WHAT IS REQUIRED:
Copy each line holding the string "with".

── SUPPLIED MATERIAL

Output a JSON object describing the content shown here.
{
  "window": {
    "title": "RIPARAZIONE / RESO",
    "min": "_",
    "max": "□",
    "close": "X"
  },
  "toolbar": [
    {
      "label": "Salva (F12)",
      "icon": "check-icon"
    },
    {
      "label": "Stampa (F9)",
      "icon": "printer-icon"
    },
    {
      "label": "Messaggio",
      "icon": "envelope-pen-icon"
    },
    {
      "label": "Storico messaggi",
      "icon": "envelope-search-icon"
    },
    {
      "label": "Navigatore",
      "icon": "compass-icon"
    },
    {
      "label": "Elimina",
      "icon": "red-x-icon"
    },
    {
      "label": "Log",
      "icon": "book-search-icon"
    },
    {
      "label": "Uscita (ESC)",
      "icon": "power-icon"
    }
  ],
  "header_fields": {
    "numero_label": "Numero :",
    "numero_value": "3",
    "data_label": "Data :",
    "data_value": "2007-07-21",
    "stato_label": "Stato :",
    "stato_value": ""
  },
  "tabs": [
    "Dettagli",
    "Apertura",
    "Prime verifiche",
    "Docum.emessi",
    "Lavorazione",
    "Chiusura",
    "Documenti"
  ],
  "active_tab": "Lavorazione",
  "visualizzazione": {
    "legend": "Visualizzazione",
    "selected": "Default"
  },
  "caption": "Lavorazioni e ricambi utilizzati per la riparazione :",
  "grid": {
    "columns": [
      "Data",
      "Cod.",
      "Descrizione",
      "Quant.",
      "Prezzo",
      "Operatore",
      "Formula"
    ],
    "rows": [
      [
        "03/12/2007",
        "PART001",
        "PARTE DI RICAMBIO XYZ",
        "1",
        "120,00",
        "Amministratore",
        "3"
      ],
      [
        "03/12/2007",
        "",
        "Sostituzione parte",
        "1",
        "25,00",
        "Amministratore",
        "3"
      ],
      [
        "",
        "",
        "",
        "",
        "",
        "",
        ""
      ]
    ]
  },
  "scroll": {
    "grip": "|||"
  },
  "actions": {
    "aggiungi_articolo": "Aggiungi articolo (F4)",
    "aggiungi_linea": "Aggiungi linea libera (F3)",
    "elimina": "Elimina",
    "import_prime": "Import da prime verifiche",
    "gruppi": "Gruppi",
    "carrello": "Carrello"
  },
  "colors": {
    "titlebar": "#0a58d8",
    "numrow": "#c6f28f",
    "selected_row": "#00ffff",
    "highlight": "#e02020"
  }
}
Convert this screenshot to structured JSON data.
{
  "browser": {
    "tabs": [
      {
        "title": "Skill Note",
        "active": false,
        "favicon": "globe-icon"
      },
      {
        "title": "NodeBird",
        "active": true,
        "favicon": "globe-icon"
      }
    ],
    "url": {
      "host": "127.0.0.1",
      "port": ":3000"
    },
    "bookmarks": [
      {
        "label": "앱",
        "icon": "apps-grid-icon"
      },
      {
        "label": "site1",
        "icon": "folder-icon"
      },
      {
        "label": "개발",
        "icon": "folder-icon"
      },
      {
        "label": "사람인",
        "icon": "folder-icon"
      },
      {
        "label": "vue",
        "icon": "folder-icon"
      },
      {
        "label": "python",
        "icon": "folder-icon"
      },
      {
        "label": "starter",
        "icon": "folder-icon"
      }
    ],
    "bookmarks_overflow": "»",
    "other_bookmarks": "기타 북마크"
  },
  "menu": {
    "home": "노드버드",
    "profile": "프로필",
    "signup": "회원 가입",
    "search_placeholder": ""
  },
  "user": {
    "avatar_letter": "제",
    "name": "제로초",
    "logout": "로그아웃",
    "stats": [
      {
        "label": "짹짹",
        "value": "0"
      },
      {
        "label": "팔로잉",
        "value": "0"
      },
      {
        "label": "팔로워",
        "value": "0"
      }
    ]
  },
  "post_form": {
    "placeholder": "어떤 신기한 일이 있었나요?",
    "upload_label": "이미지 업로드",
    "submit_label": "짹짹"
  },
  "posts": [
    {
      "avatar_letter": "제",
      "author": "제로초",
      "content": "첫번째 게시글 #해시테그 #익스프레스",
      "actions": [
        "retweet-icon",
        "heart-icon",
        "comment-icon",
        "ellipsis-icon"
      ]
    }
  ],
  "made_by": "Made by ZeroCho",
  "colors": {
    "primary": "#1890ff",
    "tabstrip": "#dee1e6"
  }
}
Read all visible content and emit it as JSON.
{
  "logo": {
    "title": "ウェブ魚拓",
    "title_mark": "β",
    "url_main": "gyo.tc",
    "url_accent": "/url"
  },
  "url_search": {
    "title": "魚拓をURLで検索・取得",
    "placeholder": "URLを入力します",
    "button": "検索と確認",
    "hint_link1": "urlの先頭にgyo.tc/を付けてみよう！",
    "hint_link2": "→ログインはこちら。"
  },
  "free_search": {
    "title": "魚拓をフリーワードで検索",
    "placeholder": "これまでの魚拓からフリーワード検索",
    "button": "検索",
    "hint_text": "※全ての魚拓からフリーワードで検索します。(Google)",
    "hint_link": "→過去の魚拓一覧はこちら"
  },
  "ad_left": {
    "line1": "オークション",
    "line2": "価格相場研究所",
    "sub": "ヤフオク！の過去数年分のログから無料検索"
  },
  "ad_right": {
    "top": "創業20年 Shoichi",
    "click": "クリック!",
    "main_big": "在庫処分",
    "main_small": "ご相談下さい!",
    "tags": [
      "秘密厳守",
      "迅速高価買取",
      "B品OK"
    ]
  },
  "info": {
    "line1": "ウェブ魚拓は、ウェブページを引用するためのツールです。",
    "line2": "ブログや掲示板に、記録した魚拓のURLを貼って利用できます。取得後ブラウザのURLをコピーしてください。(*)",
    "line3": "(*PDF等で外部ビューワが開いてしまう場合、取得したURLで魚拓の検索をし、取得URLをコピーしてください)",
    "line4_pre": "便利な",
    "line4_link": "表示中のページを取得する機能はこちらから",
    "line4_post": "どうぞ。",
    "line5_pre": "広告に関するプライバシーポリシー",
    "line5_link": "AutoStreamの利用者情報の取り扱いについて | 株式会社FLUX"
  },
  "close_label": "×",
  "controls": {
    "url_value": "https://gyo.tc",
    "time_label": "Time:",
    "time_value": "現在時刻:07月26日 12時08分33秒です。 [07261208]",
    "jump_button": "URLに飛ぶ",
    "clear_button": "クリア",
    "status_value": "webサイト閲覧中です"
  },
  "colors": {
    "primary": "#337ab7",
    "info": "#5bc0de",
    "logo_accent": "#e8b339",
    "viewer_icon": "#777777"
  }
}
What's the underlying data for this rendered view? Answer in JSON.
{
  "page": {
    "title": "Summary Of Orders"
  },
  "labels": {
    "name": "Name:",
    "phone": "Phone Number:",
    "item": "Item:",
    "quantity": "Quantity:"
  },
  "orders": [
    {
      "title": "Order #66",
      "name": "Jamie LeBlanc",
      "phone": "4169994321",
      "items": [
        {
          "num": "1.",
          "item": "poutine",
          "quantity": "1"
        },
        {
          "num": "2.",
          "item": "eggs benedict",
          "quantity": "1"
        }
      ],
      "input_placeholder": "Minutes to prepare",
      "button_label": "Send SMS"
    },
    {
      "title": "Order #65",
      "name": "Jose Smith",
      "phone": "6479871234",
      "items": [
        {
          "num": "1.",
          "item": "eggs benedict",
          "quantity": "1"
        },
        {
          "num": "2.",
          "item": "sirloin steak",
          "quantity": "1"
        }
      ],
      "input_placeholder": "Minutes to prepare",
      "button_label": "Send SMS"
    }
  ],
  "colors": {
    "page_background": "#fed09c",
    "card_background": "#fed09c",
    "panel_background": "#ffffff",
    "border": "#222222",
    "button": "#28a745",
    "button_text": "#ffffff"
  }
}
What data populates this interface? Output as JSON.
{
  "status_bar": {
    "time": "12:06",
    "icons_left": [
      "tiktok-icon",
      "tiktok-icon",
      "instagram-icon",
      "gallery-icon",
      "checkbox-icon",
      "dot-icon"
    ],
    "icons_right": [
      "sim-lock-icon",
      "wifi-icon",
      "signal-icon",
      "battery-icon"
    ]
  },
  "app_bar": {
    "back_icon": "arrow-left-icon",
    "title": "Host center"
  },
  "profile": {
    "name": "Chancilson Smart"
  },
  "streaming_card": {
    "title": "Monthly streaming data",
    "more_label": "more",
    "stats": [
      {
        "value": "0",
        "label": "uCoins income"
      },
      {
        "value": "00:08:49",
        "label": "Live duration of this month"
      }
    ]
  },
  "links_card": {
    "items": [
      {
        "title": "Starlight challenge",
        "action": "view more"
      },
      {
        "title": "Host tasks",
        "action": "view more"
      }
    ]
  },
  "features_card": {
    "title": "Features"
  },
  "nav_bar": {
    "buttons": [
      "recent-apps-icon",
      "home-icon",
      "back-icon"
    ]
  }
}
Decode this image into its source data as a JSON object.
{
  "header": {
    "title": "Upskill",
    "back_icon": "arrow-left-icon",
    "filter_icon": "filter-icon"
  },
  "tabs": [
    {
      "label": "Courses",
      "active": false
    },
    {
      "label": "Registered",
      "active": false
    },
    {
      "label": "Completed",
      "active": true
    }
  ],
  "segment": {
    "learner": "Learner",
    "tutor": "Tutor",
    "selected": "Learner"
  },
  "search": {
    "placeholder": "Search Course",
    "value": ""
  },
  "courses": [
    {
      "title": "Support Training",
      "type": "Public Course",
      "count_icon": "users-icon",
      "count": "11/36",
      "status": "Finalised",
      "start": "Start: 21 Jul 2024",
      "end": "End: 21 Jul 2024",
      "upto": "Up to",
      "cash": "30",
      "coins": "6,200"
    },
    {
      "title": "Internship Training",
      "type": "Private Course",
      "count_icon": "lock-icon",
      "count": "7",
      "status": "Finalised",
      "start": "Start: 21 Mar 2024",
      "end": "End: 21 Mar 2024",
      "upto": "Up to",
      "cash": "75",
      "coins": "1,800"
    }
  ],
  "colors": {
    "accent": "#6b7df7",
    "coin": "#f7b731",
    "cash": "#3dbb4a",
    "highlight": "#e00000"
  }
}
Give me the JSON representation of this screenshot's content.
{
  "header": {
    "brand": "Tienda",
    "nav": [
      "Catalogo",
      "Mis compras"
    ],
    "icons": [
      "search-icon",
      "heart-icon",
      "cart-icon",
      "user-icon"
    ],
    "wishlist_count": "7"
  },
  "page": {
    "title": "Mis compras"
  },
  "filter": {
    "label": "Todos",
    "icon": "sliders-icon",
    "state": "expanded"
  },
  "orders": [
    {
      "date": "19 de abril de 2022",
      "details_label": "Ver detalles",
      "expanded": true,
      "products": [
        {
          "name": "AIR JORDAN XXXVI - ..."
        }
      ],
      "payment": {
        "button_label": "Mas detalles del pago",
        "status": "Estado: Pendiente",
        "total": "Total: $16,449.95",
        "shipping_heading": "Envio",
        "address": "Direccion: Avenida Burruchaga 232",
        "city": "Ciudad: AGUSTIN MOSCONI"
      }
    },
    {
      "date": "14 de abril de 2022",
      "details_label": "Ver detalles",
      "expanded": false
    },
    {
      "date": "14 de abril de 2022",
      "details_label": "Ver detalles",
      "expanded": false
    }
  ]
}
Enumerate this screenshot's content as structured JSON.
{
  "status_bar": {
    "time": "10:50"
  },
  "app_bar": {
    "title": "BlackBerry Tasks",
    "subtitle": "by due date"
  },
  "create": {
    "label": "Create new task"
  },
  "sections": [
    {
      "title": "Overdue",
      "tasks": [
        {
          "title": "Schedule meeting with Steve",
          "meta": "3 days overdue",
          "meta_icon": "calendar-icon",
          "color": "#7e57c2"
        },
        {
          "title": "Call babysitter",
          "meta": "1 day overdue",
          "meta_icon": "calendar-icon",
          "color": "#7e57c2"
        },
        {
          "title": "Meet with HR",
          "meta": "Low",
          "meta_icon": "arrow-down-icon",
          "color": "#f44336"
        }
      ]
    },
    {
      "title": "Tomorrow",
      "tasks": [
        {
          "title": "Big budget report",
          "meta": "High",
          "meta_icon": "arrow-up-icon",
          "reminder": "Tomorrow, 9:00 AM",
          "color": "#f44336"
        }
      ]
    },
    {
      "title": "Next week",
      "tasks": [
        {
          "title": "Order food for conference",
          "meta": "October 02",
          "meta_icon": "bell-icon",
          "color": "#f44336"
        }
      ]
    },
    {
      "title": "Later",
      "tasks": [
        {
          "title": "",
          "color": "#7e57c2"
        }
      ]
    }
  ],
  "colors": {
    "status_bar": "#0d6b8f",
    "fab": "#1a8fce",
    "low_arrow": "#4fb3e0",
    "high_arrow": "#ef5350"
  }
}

────

SOLUTION FOR THIS TASK:
          "title": "Schedule meeting with Steve",
          "title": "Meet with HR",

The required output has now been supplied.